| Challenge |
Write out the material exactly, with the pictures left out.

| Record list |
________

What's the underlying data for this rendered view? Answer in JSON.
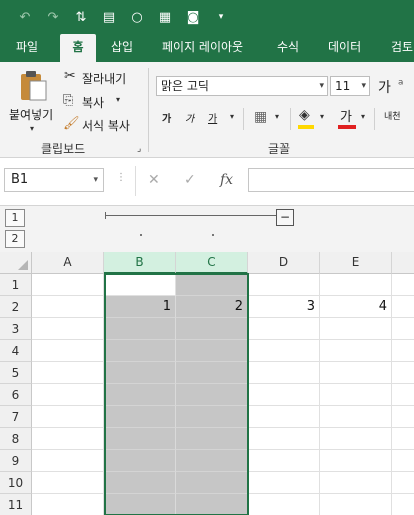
{
  "qat": {
    "items": [
      "undo-icon",
      "redo-icon",
      "sort-icon",
      "form-icon",
      "circle-icon",
      "grid-icon",
      "camera-icon",
      "customize-icon"
    ]
  },
  "tabs": [
    {
      "label": "파일"
    },
    {
      "label": "홈"
    },
    {
      "label": "삽입"
    },
    {
      "label": "페이지 레이아웃"
    },
    {
      "label": "수식"
    },
    {
      "label": "데이터"
    },
    {
      "label": "검토"
    }
  ],
  "ribbon": {
    "paste_label": "붙여넣기",
    "cut_label": "잘라내기",
    "copy_label": "복사",
    "format_painter_label": "서식 복사",
    "clipboard_group": "클립보드",
    "font_name": "맑은 고딕",
    "font_size": "11",
    "grow_font": "가",
    "bold": "가",
    "italic": "가",
    "underline": "가",
    "font_color_glyph": "가",
    "phonetic": "내천",
    "font_group": "글꼴",
    "fill_color": "#ffd800",
    "font_color": "#e02020"
  },
  "formula_bar": {
    "name_box": "B1",
    "cancel": "✕",
    "enter": "✓",
    "fx": "fx",
    "value": ""
  },
  "outline": {
    "levels": [
      "1",
      "2"
    ],
    "collapse": "−"
  },
  "grid": {
    "columns": [
      "A",
      "B",
      "C",
      "D",
      "E"
    ],
    "rows": [
      "1",
      "2",
      "3",
      "4",
      "5",
      "6",
      "7",
      "8",
      "9",
      "10",
      "11"
    ],
    "row2_values": [
      "1",
      "2",
      "3",
      "4"
    ]
  }
}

________

| Result |
What's the underlying data for this rendered view? Answer in JSON.
{
  "qat": {
    "items": [
      "undo-icon",
      "redo-icon",
      "sort-icon",
      "form-icon",
      "circle-icon",
      "grid-icon",
      "camera-icon",
      "customize-icon"
    ]
  },
  "tabs": [
    {
      "label": "파일"
    },
    {
      "label": "홈"
    },
    {
      "label": "삽입"
    },
    {
      "label": "페이지 레이아웃"
    },
    {
      "label": "수식"
    },
    {
      "label": "데이터"
    },
    {
      "label": "검토"
    }
  ],
  "ribbon": {
    "paste_label": "붙여넣기",
    "cut_label": "잘라내기",
    "copy_label": "복사",
    "format_painter_label": "서식 복사",
    "clipboard_group": "클립보드",
    "font_name": "맑은 고딕",
    "font_size": "11",
    "grow_font": "가",
    "bold": "가",
    "italic": "가",
    "underline": "가",
    "font_color_glyph": "가",
    "phonetic": "내천",
    "font_group": "글꼴",
    "fill_color": "#ffd800",
    "font_color": "#e02020"
  },
  "formula_bar": {
    "name_box": "B1",
    "cancel": "✕",
    "enter": "✓",
    "fx": "fx",
    "value": ""
  },
  "outline": {
    "levels": [
      "1",
      "2"
    ],
    "collapse": "−"
  },
  "grid": {
    "columns": [
      "A",
      "B",
      "C",
      "D",
      "E"
    ],
    "rows": [
      "1",
      "2",
      "3",
      "4",
      "5",
      "6",
      "7",
      "8",
      "9",
      "10",
      "11"
    ],
    "row2_values": [
      "1",
      "2",
      "3",
      "4"
    ]
  }
}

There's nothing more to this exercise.